ACTIVITY 1: Please reproduce word for word the part of the passage on the witch camp album starting with "Guitar-like sounds mingle" and going on through "Different Than You.".
ACTIVITY 2: Write the next part of the passage on the witch camp album, picking up after its last sentence.

Compiled on “Witch Camp (Ghana)”, I’ve Forgotten Now Who I Used to Be is distilled from around six hours of recordings in three different camps. “You can’t tell who the songs are by” (the singers requested anonymity); or what they’re about (their regional dialects are little spoken even in Ghana).

However, “the English track titles offer signposts – from the bluntly explicit (I Trusted My Family, They Betrayed Me) to the universal (Love, Please).

Guitar-like sounds mingle with ad hoc instrumentation – tin cans, teapots, tree branches – and serendipitous interventions, such as the chirrup of birdsong that concludes We Are No Different Than You.

Left to Live Like an Animal, is “a delicate plucked-string motif paired with an intimate murmur and underlaid with a low, droning croon. It is “Exhibit A for Brennan’s claim that emotion makes language irrelevant”. Meanwhile, “the hypnotic overlapping voices on I Am a Beggar for a Home might be mistaken for looped and phased samples, while the shrill burble of I Have Lost All That I Love would seem to come from a synthesiser, if not an interplanetary broadcast,”

This testimony to the way Ghanaians isolate, mistreat and sometimes actually kill sufferers from mental illness, especially Alzheimer's and dementia, in the mistaken belief, that the sufferers are witches, brings me back to a subject I have written about very often, namely: What is the duty of the state with regard to a charge of murder levelled against a mini-mob that burns an old woman of 72 to death because it was believed that “she was a witch”?

EXTRACTED DATA:
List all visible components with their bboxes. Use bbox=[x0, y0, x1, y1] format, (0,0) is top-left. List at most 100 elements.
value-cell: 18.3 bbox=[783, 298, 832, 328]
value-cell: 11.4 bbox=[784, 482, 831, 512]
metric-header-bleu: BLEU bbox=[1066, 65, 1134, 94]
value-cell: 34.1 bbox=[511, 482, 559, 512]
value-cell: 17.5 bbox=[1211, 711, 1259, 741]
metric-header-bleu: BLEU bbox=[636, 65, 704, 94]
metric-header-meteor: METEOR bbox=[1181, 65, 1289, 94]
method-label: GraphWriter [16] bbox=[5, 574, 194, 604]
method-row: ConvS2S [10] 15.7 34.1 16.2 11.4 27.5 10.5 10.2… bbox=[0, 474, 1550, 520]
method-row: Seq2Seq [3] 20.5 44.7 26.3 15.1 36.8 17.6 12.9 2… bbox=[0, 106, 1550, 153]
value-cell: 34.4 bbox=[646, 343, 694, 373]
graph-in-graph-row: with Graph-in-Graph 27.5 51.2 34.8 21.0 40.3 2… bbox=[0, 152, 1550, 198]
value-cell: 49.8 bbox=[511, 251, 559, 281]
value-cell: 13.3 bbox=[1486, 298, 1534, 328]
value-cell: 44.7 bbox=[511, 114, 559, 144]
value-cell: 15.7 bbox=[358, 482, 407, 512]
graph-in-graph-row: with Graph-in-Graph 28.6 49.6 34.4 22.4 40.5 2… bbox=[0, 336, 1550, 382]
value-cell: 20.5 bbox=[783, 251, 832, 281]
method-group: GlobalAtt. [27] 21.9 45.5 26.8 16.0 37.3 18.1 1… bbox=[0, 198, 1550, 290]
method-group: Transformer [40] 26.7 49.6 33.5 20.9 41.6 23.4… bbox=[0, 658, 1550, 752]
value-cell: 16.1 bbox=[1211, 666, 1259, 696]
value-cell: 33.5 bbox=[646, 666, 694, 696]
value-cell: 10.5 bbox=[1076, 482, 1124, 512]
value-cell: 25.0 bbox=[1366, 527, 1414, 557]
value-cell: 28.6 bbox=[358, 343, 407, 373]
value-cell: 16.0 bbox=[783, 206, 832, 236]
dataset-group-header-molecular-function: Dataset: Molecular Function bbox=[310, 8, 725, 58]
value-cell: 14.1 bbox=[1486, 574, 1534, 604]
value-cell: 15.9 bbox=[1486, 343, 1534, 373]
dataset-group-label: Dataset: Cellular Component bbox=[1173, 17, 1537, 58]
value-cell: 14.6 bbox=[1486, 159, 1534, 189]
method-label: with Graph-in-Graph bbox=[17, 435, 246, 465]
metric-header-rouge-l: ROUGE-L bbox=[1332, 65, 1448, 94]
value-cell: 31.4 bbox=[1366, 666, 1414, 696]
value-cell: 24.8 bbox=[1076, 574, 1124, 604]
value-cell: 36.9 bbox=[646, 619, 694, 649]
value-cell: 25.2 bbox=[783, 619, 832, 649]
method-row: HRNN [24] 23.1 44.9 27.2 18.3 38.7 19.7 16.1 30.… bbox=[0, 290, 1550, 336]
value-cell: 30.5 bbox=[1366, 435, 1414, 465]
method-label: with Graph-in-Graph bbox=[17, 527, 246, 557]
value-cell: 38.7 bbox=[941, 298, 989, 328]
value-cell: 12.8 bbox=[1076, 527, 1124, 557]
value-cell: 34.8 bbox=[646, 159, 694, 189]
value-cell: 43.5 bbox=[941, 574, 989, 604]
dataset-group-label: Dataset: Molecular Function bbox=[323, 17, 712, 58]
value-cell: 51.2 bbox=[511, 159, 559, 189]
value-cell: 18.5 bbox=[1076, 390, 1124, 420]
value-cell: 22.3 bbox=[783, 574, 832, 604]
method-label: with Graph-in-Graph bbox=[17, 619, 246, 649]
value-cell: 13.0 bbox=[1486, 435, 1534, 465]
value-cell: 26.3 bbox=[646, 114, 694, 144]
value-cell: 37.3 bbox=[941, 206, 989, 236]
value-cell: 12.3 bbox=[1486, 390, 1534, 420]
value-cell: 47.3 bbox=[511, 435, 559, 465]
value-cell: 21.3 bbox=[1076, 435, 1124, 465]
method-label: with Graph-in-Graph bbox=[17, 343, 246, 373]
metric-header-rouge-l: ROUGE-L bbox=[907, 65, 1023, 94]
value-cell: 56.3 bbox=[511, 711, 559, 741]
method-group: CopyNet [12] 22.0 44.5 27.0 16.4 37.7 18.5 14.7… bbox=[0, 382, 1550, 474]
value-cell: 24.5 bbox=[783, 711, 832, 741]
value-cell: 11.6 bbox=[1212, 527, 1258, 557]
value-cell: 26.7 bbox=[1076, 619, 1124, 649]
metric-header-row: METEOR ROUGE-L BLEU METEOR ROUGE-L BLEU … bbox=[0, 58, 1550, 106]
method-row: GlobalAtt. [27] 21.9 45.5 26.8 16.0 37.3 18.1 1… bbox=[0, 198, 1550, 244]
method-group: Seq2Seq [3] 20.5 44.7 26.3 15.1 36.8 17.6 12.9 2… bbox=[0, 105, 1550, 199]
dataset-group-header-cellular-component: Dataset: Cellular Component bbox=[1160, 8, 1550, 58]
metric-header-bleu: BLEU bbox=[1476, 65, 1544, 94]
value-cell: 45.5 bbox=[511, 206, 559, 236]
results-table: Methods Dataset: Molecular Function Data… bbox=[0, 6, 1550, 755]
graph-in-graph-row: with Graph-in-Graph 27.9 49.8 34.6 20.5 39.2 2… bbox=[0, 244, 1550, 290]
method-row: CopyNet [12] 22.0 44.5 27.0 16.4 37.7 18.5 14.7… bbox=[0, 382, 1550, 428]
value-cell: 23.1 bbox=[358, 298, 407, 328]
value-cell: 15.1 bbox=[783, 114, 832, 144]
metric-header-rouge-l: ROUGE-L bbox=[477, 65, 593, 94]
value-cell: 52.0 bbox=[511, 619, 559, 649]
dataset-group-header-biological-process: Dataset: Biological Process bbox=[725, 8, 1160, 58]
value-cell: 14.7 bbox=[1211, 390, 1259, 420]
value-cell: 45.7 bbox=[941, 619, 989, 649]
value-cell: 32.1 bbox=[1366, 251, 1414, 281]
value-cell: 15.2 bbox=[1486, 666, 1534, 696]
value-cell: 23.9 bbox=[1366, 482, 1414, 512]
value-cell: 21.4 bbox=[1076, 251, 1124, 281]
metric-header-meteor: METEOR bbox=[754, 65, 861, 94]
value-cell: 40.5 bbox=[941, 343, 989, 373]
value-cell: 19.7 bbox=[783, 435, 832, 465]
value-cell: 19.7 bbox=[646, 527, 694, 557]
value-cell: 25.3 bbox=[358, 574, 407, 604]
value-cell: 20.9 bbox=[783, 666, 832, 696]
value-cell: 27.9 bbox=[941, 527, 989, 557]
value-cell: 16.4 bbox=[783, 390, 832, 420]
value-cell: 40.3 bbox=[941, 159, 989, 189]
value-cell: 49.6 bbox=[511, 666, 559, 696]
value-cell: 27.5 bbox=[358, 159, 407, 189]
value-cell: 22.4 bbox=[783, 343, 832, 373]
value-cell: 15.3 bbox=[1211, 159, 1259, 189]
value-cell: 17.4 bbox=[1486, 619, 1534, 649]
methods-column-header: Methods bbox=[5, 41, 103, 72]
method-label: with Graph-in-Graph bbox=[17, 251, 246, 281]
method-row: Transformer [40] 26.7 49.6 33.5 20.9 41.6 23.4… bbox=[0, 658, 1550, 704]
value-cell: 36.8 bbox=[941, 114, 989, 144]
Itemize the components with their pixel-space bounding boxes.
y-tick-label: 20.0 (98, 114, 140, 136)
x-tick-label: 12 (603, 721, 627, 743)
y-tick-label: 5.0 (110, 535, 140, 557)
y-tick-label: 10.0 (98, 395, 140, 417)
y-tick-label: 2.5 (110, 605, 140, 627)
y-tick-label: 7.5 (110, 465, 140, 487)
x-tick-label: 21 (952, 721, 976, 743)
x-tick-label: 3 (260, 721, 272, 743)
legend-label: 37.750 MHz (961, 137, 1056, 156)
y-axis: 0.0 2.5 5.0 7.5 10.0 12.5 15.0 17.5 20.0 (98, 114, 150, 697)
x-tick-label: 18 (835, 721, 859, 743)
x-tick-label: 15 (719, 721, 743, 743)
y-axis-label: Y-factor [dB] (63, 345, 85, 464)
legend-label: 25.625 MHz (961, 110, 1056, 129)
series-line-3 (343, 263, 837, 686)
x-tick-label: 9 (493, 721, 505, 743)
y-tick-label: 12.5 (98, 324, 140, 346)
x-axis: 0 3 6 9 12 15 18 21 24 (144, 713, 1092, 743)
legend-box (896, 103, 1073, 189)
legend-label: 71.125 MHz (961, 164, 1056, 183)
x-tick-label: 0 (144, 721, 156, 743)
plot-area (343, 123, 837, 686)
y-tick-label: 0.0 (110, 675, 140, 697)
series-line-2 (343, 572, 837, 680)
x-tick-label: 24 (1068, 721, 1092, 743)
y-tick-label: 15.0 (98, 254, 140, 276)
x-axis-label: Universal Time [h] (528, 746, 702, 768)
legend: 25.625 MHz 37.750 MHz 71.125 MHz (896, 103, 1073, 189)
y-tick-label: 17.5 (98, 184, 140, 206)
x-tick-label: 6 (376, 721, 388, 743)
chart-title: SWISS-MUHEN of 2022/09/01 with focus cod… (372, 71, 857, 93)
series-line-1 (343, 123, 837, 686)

TASK RESPONSE 1:
Guitar-like sounds mingle with ad hoc instrumentation – tin cans, teapots, tree branches – and serendipitous interventions, such as the chirrup of birdsong that concludes We Are No Different Than You.

TASK RESPONSE 2:
The Constitution of Ghana enjoins the state and its judicial arms to protect and defend the right to life of all citizens The Constitution makes no distinction between what citizens think of one another: they all have the same rights and duties. If a section of the citizenry takes it upon itself to kill others to whom they attribute unprovable powers of witchcraft, it is the sworn duty of all judicial arms of the state to punish the miscreants according to law.

Punishing the miscreants would teach the populace that certain illnesses can make people act in strange ways that do not necessarily denote the presence in the person of witchcraft or an “evil spirit.”

CASE HISTORY: https://www.ghanaweb.com/GhanaHomePage/NewsArchive/Witchcraft-Grandma-set-ablaze-198244
Friday, 26 November 2010

A 72-year-old grandmother suffered one of the most barbaric deaths when she was burnt alive by a mob at Tema Site 15 after being accused of being a witch.

A student-nurse, who appeared on the scene, attempted to rescue the old woman from her ordeal but the woman died of her burns within 24 hours of arrival at the Tema General Hospital.

Five people who allegedly tortured and extracted the confessions of witchcraft from Ama Hemmah (sometimes spelt Ama Ahima) before drenching her in kerosene and setting her ablaze have been arrested by the Tema Police.

Two of the suspects are Samuel Ghunney, a 50-year-old photographer, and Pastor Samuel Fletcher Sagoe, 55, [an] evangelist.
The rest are Emelia Opoku, 37; Nancy Nana Ama Akrofie, 46, and Mary Sagoe, 52, all unemployed.

Briefing the Daily Graphic on the incident, the Tema Regional Police Commander, Mr Augustine Gyening, Assistant Commissioner of Police, said about 10 a.m. on November 20, 2010, Samuel Fletcher Sagoe visited his sister (Emelia) at Site 15, a suburb of Tema Community 1, and saw Madam Hemmah sitting in Emelia's bedroom at a time Emelia had sent her children to school.

Mr Gyening said Samuel then raised an alarm, attracting the attention of the principal suspect, Samuel Ghunney, and some people in the neighbourhood. The suspects claimed that Madam Hemmah was a known witch in the area and subjected her to severe torture, compelling her to confess to being a witch.

He said after extracting the confession from Madam Hemmah, Ghunney asked Emelia for a gallon of kerosene and with the help of his accomplices, poured it all over the woman and set her ablaze.

In their cautioned statement, the suspects denied the offence and explained that they poured anointing oil on the old woman which caught fire when they offered prayers to exorcise the demon from her.